*Task brief*. Take each line that has the word "Capita" and return it.

* START *

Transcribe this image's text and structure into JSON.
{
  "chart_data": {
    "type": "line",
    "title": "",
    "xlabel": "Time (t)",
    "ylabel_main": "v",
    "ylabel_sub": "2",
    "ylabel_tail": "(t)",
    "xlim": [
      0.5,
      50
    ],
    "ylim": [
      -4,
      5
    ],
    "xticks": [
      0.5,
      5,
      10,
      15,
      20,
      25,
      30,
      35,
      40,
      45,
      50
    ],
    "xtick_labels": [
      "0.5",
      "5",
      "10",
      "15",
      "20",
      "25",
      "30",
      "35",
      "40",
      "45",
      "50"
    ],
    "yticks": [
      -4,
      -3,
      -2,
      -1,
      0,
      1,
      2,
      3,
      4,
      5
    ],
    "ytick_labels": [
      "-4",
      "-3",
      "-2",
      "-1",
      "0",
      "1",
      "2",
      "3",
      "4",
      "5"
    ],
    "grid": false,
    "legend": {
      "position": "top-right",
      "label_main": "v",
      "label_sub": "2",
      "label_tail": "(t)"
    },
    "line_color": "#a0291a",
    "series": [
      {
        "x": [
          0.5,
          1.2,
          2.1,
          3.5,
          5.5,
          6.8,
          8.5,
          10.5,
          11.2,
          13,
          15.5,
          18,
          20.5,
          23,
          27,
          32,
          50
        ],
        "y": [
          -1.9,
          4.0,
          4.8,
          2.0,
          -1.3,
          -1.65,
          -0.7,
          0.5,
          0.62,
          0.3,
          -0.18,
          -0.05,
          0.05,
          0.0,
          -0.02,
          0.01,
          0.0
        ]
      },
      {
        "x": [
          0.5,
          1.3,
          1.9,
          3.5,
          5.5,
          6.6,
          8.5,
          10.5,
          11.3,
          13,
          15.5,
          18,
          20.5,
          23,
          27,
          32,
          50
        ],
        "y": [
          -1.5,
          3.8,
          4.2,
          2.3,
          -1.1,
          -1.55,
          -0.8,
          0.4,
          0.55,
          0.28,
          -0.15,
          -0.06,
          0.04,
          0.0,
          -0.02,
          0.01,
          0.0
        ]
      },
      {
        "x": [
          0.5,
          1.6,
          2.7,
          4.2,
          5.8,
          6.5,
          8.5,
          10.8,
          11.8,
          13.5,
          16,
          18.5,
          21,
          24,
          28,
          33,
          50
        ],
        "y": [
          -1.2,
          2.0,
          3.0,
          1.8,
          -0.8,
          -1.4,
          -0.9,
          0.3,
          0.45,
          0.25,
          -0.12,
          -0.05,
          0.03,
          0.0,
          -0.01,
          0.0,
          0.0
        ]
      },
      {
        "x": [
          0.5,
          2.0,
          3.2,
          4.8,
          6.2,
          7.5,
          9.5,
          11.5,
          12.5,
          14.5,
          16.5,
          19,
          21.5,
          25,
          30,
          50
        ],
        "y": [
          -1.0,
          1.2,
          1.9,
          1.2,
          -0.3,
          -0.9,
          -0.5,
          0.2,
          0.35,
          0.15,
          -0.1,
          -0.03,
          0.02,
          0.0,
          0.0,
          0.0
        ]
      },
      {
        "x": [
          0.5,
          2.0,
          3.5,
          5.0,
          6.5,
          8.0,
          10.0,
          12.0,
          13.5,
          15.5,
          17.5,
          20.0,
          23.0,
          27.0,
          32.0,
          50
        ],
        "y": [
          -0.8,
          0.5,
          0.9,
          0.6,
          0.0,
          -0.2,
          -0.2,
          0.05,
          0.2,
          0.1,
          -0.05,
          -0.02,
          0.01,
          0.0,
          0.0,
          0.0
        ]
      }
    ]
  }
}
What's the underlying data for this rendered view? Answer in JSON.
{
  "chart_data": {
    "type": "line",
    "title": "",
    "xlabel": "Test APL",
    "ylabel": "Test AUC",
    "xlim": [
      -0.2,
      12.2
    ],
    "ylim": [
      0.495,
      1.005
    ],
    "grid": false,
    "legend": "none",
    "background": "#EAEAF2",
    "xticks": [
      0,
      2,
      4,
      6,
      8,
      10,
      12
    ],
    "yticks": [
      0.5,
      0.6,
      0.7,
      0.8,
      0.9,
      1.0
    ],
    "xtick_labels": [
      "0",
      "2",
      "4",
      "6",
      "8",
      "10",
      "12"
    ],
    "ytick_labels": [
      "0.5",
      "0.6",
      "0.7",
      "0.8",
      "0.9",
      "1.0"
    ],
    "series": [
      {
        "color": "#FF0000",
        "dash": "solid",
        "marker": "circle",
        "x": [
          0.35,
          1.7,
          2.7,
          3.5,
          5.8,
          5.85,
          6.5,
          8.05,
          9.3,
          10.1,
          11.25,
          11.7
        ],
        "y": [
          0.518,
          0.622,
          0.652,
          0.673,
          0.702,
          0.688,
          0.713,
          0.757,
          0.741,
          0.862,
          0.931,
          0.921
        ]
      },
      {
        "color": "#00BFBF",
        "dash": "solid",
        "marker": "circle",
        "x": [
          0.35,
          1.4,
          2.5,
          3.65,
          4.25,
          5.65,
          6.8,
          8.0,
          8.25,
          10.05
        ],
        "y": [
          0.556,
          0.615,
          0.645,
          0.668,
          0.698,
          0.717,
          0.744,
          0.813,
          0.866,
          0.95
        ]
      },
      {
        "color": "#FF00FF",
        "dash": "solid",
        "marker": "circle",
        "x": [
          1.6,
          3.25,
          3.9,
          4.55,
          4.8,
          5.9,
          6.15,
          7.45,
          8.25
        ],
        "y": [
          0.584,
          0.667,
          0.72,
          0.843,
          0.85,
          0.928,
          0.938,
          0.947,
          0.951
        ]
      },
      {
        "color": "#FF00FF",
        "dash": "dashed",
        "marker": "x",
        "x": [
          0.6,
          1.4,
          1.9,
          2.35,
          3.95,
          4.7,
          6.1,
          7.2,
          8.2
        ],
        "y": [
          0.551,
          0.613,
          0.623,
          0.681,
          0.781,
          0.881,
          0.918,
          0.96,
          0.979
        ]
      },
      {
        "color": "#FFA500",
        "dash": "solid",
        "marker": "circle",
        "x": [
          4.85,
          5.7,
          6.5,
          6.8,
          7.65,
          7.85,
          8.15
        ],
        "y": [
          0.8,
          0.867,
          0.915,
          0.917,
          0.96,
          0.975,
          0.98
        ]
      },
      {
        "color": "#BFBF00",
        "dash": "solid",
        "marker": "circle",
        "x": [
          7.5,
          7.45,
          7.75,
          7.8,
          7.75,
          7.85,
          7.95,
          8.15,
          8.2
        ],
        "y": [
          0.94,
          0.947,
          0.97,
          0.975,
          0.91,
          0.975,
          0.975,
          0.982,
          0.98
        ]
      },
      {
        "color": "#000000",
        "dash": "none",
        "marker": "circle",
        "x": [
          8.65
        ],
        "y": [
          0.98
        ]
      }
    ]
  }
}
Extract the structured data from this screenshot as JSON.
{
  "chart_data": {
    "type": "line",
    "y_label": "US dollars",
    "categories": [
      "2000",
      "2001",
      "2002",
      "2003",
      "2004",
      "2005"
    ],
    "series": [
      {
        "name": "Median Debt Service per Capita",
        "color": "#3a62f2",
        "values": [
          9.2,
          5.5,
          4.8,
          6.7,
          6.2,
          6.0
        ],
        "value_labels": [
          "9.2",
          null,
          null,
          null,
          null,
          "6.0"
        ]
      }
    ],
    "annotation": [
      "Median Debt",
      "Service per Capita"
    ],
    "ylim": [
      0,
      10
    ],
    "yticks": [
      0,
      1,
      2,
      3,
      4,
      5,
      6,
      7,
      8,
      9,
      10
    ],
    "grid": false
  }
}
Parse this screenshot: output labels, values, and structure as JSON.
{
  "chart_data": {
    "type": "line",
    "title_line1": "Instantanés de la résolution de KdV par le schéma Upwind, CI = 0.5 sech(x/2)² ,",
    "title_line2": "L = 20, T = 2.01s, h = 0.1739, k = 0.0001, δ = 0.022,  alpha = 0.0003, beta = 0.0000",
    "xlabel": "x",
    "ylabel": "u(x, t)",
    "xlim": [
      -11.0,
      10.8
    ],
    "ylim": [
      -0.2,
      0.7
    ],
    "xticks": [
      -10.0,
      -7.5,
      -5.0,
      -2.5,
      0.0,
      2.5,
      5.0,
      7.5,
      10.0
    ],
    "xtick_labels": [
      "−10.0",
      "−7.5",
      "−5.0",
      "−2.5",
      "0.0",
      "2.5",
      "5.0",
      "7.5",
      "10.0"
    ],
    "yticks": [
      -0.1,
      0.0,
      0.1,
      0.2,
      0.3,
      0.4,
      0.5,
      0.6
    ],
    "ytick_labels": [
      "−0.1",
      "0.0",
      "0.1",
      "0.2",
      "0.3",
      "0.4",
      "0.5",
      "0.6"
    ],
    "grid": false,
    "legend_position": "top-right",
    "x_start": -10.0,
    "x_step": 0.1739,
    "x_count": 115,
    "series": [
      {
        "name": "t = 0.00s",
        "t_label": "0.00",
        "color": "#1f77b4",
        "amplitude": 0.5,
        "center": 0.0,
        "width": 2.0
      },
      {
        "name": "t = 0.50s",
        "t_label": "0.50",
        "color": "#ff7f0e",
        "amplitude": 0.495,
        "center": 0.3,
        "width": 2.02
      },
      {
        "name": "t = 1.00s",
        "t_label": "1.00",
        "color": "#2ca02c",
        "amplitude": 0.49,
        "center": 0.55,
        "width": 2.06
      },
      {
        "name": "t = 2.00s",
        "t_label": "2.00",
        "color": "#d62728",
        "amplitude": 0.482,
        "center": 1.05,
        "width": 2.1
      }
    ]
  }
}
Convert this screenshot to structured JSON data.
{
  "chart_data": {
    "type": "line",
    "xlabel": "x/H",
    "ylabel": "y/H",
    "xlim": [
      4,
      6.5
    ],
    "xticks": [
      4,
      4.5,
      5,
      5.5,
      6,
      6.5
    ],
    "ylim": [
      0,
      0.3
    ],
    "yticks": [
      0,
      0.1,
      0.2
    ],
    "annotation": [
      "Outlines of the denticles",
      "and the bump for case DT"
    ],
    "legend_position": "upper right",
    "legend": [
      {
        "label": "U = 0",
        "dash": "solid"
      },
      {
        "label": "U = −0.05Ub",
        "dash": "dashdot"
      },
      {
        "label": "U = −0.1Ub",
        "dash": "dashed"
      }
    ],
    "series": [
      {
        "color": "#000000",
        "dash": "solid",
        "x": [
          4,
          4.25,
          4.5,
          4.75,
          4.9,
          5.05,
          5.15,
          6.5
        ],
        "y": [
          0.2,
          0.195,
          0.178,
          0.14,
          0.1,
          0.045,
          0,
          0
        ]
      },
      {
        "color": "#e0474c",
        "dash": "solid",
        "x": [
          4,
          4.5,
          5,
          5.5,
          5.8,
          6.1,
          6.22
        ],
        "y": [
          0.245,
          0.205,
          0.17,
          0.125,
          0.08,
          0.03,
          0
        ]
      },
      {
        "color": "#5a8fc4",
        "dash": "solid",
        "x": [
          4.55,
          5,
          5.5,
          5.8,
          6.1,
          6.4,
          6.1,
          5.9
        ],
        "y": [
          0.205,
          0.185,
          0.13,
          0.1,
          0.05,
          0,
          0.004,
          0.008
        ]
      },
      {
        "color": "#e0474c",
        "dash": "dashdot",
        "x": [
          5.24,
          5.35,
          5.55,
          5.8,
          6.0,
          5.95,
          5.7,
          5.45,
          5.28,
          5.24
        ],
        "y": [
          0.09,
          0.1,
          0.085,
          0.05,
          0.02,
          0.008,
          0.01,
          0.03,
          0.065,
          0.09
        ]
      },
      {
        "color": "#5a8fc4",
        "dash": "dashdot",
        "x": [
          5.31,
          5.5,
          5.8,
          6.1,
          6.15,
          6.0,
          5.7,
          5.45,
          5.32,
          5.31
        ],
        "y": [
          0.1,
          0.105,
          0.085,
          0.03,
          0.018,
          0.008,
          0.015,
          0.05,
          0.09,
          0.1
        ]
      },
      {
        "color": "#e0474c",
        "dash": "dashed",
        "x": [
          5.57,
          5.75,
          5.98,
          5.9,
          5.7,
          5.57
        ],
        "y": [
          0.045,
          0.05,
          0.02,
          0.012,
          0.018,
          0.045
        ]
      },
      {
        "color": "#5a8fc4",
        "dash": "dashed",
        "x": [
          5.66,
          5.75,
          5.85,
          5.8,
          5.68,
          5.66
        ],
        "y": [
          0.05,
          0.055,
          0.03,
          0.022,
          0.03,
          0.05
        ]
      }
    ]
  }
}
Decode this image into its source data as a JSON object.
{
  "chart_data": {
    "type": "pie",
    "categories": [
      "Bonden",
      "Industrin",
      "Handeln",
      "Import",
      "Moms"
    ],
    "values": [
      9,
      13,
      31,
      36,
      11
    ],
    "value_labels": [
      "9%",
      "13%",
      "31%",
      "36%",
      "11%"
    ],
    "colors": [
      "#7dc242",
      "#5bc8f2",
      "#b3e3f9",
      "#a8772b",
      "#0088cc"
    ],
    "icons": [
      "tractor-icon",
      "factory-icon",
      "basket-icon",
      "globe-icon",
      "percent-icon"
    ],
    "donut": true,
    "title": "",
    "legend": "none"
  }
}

* END *

*Exercise solution*.
        "name": "Median Debt Service per Capita",
      "Service per Capita"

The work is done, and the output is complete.